WHAT THIS TASK INVOLVES:
Extract each line containing the string "icon".

RECORDS:
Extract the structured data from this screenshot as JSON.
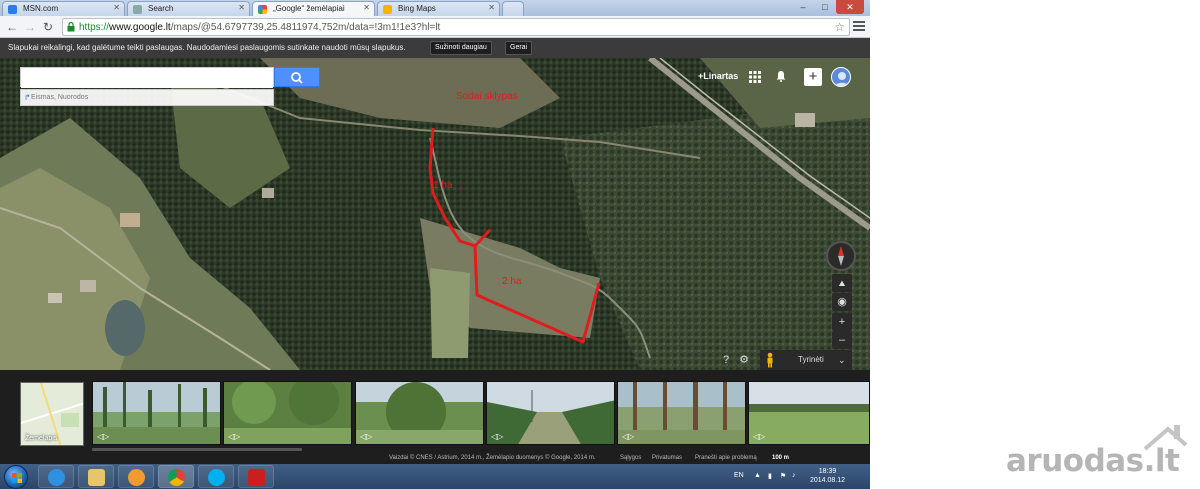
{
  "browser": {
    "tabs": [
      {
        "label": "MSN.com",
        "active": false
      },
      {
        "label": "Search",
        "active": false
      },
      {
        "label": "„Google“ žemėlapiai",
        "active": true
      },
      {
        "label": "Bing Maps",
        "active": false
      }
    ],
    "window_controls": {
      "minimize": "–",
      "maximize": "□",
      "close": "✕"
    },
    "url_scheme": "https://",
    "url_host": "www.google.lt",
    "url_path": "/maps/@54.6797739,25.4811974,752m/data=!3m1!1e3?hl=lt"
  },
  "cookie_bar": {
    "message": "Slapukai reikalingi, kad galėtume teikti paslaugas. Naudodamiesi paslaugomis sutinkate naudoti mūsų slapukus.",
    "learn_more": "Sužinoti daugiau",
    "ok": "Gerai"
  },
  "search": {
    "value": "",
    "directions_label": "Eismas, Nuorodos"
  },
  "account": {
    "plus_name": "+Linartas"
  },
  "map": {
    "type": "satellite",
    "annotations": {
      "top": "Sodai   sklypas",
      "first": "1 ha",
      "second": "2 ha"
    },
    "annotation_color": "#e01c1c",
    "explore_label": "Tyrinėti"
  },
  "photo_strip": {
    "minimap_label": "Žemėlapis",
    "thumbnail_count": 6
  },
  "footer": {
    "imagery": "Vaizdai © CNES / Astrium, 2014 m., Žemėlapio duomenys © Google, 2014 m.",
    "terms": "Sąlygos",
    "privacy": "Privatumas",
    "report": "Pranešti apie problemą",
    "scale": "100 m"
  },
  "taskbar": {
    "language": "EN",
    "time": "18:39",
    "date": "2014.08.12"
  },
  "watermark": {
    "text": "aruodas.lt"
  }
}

...

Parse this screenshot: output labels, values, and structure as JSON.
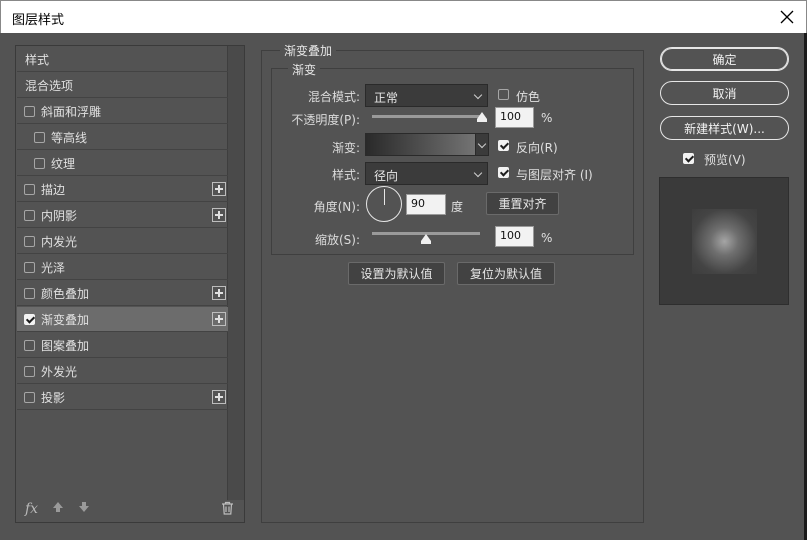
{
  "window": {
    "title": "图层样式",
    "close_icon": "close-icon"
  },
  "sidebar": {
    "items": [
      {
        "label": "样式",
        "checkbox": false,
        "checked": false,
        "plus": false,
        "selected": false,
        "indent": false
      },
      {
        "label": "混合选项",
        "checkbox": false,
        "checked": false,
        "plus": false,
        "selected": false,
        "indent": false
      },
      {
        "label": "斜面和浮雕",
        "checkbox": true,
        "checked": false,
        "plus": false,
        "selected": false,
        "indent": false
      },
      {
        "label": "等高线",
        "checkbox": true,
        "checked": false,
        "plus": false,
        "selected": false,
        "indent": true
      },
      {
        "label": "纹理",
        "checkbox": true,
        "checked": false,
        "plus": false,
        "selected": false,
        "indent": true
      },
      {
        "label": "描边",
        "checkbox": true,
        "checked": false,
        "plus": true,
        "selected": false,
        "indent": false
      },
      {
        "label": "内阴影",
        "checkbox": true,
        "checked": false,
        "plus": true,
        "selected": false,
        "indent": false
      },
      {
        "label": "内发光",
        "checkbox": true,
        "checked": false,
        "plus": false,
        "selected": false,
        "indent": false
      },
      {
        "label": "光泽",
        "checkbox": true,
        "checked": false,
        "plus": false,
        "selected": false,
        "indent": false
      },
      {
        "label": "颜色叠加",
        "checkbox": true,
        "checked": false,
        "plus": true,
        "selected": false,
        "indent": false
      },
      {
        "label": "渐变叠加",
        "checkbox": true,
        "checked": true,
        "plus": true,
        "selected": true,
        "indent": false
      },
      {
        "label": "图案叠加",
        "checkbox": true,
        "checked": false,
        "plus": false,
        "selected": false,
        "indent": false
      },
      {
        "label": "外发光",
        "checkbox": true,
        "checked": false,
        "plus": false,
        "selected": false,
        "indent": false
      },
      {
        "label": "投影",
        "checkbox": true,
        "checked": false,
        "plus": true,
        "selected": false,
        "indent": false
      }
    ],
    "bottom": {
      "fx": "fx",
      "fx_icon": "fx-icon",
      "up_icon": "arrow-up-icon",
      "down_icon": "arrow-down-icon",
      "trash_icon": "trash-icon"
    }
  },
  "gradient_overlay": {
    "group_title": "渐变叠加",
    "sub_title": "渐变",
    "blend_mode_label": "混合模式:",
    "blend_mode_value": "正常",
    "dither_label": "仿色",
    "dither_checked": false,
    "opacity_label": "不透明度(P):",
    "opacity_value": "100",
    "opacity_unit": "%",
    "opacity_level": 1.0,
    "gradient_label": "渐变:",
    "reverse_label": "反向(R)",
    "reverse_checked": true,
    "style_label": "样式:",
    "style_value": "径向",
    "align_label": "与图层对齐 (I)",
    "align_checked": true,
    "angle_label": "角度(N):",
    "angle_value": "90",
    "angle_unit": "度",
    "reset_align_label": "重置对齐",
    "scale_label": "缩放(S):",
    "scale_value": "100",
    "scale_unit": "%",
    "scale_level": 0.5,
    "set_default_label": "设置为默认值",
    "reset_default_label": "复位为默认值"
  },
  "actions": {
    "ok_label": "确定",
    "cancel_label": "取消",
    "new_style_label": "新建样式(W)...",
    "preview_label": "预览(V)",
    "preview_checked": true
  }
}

TASK OUTPUT:
    "close_icon": "close-icon"
      "fx_icon": "fx-icon",
      "up_icon": "arrow-up-icon",
      "down_icon": "arrow-down-icon",
      "trash_icon": "trash-icon"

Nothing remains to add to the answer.